- _Short exercise_
Copy out the records precisely, omitting pictures.

- _Data for this exercise_
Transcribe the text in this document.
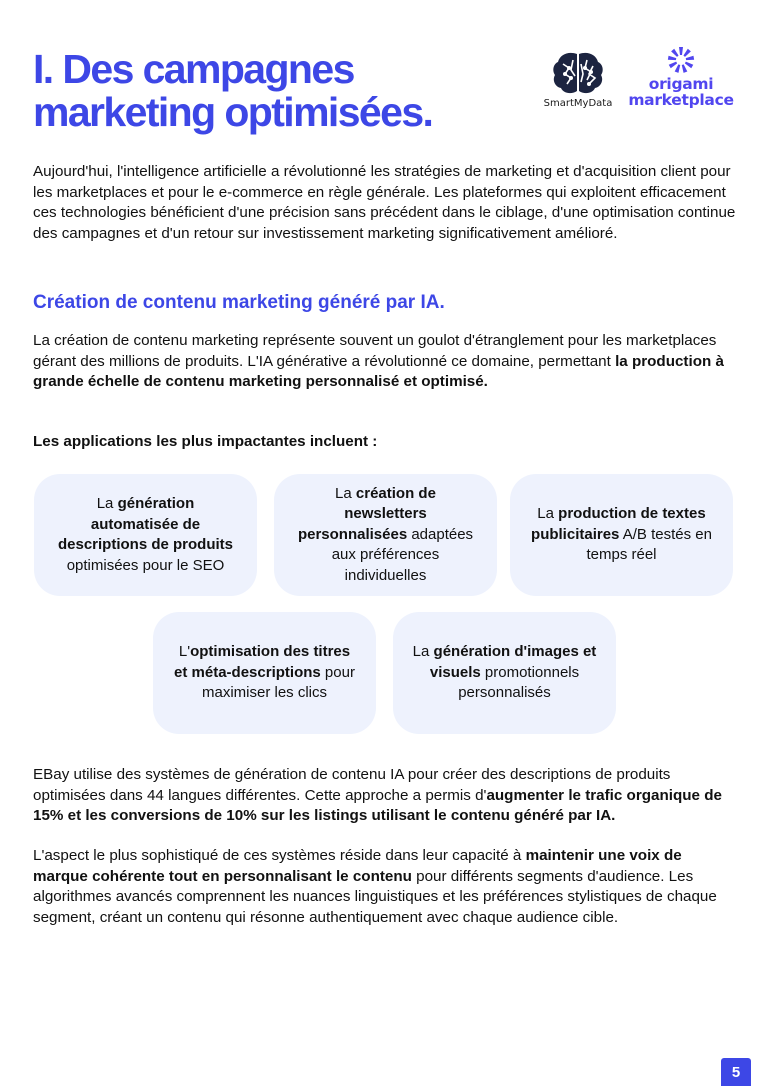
I. Des campagnes
marketing optimisées.	SmartMyData
origami
marketplace

Aujourd'hui, l'intelligence artificielle a révolutionné les stratégies de marketing et d'acquisition client pour les marketplaces et pour le e-commerce en règle générale. Les plateformes qui exploitent efficacement ces technologies bénéficient d'une précision sans précédent dans le ciblage, d'une optimisation continue des campagnes et d'un retour sur investissement marketing significativement amélioré.

Création de contenu marketing généré par IA.

La création de contenu marketing représente souvent un goulot d'étranglement pour les marketplaces gérant des millions de produits. L'IA générative a révolutionné ce domaine, permettant la production à grande échelle de contenu marketing personnalisé et optimisé.

Les applications les plus impactantes incluent :
La génération automatisée de descriptions de produits optimisées pour le SEO
La création de newsletters personnalisées adaptées aux préférences individuelles
La production de textes publicitaires A/B testés en temps réel
L'optimisation des titres et méta-descriptions pour maximiser les clics
La génération d'images et visuels promotionnels personnalisés

EBay utilise des systèmes de génération de contenu IA pour créer des descriptions de produits optimisées dans 44 langues différentes. Cette approche a permis d'augmenter le trafic organique de 15% et les conversions de 10% sur les listings utilisant le contenu généré par IA.

L'aspect le plus sophistiqué de ces systèmes réside dans leur capacité à maintenir une voix de marque cohérente tout en personnalisant le contenu pour différents segments d'audience. Les algorithmes avancés comprennent les nuances linguistiques et les préférences stylistiques de chaque segment, créant un contenu qui résonne authentiquement avec chaque audience cible.

5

- _Complete response_
Transcribe the text in this document.
I. Des campagnes
marketing optimisées.	SmartMyData
origami
marketplace

Aujourd'hui, l'intelligence artificielle a révolutionné les stratégies de marketing et d'acquisition client pour les marketplaces et pour le e-commerce en règle générale. Les plateformes qui exploitent efficacement ces technologies bénéficient d'une précision sans précédent dans le ciblage, d'une optimisation continue des campagnes et d'un retour sur investissement marketing significativement amélioré.

Création de contenu marketing généré par IA.

La création de contenu marketing représente souvent un goulot d'étranglement pour les marketplaces gérant des millions de produits. L'IA générative a révolutionné ce domaine, permettant la production à grande échelle de contenu marketing personnalisé et optimisé.

Les applications les plus impactantes incluent :
La génération automatisée de descriptions de produits optimisées pour le SEO
La création de newsletters personnalisées adaptées aux préférences individuelles
La production de textes publicitaires A/B testés en temps réel
L'optimisation des titres et méta-descriptions pour maximiser les clics
La génération d'images et visuels promotionnels personnalisés

EBay utilise des systèmes de génération de contenu IA pour créer des descriptions de produits optimisées dans 44 langues différentes. Cette approche a permis d'augmenter le trafic organique de 15% et les conversions de 10% sur les listings utilisant le contenu généré par IA.

L'aspect le plus sophistiqué de ces systèmes réside dans leur capacité à maintenir une voix de marque cohérente tout en personnalisant le contenu pour différents segments d'audience. Les algorithmes avancés comprennent les nuances linguistiques et les préférences stylistiques de chaque segment, créant un contenu qui résonne authentiquement avec chaque audience cible.

5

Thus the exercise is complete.